-- begin DATASET --

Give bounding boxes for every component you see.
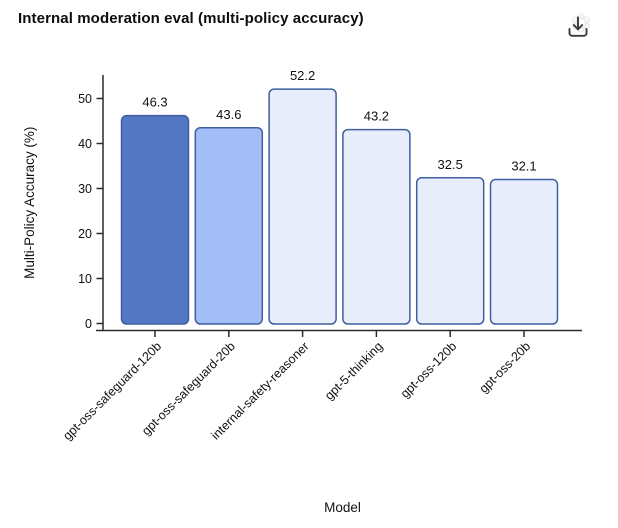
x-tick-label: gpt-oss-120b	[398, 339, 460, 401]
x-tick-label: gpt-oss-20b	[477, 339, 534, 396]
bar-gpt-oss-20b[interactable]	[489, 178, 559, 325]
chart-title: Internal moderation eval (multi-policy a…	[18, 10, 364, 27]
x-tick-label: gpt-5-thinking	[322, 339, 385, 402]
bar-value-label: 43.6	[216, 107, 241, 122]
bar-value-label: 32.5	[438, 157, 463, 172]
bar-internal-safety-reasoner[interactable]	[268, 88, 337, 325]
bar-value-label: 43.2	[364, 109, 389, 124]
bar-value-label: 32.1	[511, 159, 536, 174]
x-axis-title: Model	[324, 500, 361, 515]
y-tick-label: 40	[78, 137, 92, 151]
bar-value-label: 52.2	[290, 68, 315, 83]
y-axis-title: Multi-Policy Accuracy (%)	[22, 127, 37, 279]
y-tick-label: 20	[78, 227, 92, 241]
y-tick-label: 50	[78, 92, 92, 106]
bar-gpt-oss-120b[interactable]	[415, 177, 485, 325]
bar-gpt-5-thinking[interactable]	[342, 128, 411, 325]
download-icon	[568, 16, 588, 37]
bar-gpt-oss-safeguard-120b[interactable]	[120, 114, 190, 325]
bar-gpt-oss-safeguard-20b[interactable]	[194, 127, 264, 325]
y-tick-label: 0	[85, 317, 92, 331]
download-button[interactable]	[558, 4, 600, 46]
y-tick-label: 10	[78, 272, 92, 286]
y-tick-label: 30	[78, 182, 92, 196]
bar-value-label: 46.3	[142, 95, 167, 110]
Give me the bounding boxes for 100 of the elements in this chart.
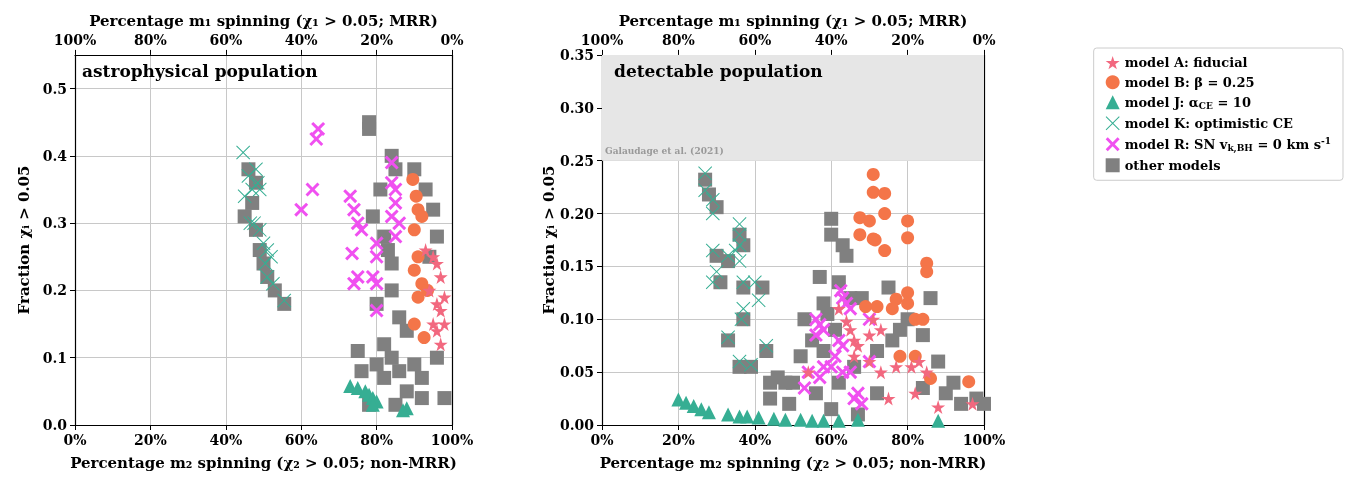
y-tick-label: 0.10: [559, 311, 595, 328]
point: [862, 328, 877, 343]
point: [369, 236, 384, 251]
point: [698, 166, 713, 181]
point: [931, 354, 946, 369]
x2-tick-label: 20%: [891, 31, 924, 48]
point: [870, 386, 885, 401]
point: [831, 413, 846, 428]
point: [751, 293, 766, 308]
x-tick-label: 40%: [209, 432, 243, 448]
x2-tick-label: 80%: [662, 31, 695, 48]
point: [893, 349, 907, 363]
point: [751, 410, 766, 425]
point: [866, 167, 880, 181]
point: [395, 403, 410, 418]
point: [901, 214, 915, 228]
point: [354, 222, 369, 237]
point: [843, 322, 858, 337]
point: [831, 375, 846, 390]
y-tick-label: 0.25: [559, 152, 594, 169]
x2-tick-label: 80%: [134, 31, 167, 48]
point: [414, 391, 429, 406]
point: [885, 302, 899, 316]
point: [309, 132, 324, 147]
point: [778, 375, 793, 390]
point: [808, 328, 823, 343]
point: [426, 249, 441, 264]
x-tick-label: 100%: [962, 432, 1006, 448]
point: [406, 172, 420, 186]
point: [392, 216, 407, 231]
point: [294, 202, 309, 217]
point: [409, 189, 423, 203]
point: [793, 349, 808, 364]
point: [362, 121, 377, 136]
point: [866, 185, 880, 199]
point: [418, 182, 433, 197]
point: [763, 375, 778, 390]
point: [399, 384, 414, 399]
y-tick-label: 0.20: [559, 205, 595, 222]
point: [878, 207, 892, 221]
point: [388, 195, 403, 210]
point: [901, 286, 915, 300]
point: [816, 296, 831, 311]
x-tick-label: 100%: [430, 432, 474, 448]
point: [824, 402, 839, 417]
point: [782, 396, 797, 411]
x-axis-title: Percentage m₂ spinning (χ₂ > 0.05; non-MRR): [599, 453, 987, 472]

-- end DATASET --

WRITTEN REQUEST:
Edit the whole listing above, replacing every "bar-value-label" with "data-label" and changing nothing else. Leave out the picture placeholders.

EXERCISE ANSWER:
Give bounding boxes for every component you see.
x-tick-label: gpt-oss-120b	[398, 339, 460, 401]
x-tick-label: gpt-oss-20b	[477, 339, 534, 396]
bar-gpt-oss-20b[interactable]	[489, 178, 559, 325]
chart-title: Internal moderation eval (multi-policy a…	[18, 10, 364, 27]
x-tick-label: gpt-5-thinking	[322, 339, 385, 402]
data-label: 43.6	[216, 107, 241, 122]
data-label: 32.5	[438, 157, 463, 172]
bar-internal-safety-reasoner[interactable]	[268, 88, 337, 325]
data-label: 43.2	[364, 109, 389, 124]
data-label: 32.1	[511, 159, 536, 174]
x-axis-title: Model	[324, 500, 361, 515]
y-tick-label: 40	[78, 137, 92, 151]
data-label: 52.2	[290, 68, 315, 83]
y-axis-title: Multi-Policy Accuracy (%)	[22, 127, 37, 279]
y-tick-label: 20	[78, 227, 92, 241]
y-tick-label: 50	[78, 92, 92, 106]
bar-gpt-oss-120b[interactable]	[415, 177, 485, 325]
bar-gpt-5-thinking[interactable]	[342, 128, 411, 325]
download-icon	[568, 16, 588, 37]
bar-gpt-oss-safeguard-120b[interactable]	[120, 114, 190, 325]
bar-gpt-oss-safeguard-20b[interactable]	[194, 127, 264, 325]
y-tick-label: 0	[85, 317, 92, 331]
download-button[interactable]	[558, 4, 600, 46]
y-tick-label: 10	[78, 272, 92, 286]
y-tick-label: 30	[78, 182, 92, 196]
data-label: 46.3	[142, 95, 167, 110]
Give me the bounding boxes for 100 of the elements in this chart.
y-tick-label: 0.10: [559, 311, 595, 328]
point: [862, 328, 877, 343]
point: [369, 236, 384, 251]
point: [698, 166, 713, 181]
point: [931, 354, 946, 369]
x2-tick-label: 20%: [891, 31, 924, 48]
point: [870, 386, 885, 401]
point: [831, 413, 846, 428]
point: [751, 293, 766, 308]
x-tick-label: 40%: [209, 432, 243, 448]
x2-tick-label: 80%: [662, 31, 695, 48]
point: [893, 349, 907, 363]
point: [751, 410, 766, 425]
point: [866, 167, 880, 181]
point: [395, 403, 410, 418]
point: [901, 214, 915, 228]
point: [354, 222, 369, 237]
point: [843, 322, 858, 337]
point: [831, 375, 846, 390]
y-tick-label: 0.25: [559, 152, 594, 169]
x2-tick-label: 80%: [134, 31, 167, 48]
point: [414, 391, 429, 406]
point: [885, 302, 899, 316]
point: [309, 132, 324, 147]
point: [778, 375, 793, 390]
point: [808, 328, 823, 343]
point: [426, 249, 441, 264]
x-tick-label: 100%: [962, 432, 1006, 448]
point: [406, 172, 420, 186]
point: [392, 216, 407, 231]
point: [294, 202, 309, 217]
point: [409, 189, 423, 203]
point: [793, 349, 808, 364]
point: [362, 121, 377, 136]
point: [866, 185, 880, 199]
point: [418, 182, 433, 197]
point: [763, 375, 778, 390]
point: [399, 384, 414, 399]
y-tick-label: 0.20: [559, 205, 595, 222]
point: [878, 207, 892, 221]
point: [388, 195, 403, 210]
point: [901, 286, 915, 300]
point: [816, 296, 831, 311]
x-tick-label: 100%: [430, 432, 474, 448]
point: [824, 402, 839, 417]
point: [782, 396, 797, 411]
x-axis-title: Percentage m₂ spinning (χ₂ > 0.05; non-MRR): [599, 453, 987, 472]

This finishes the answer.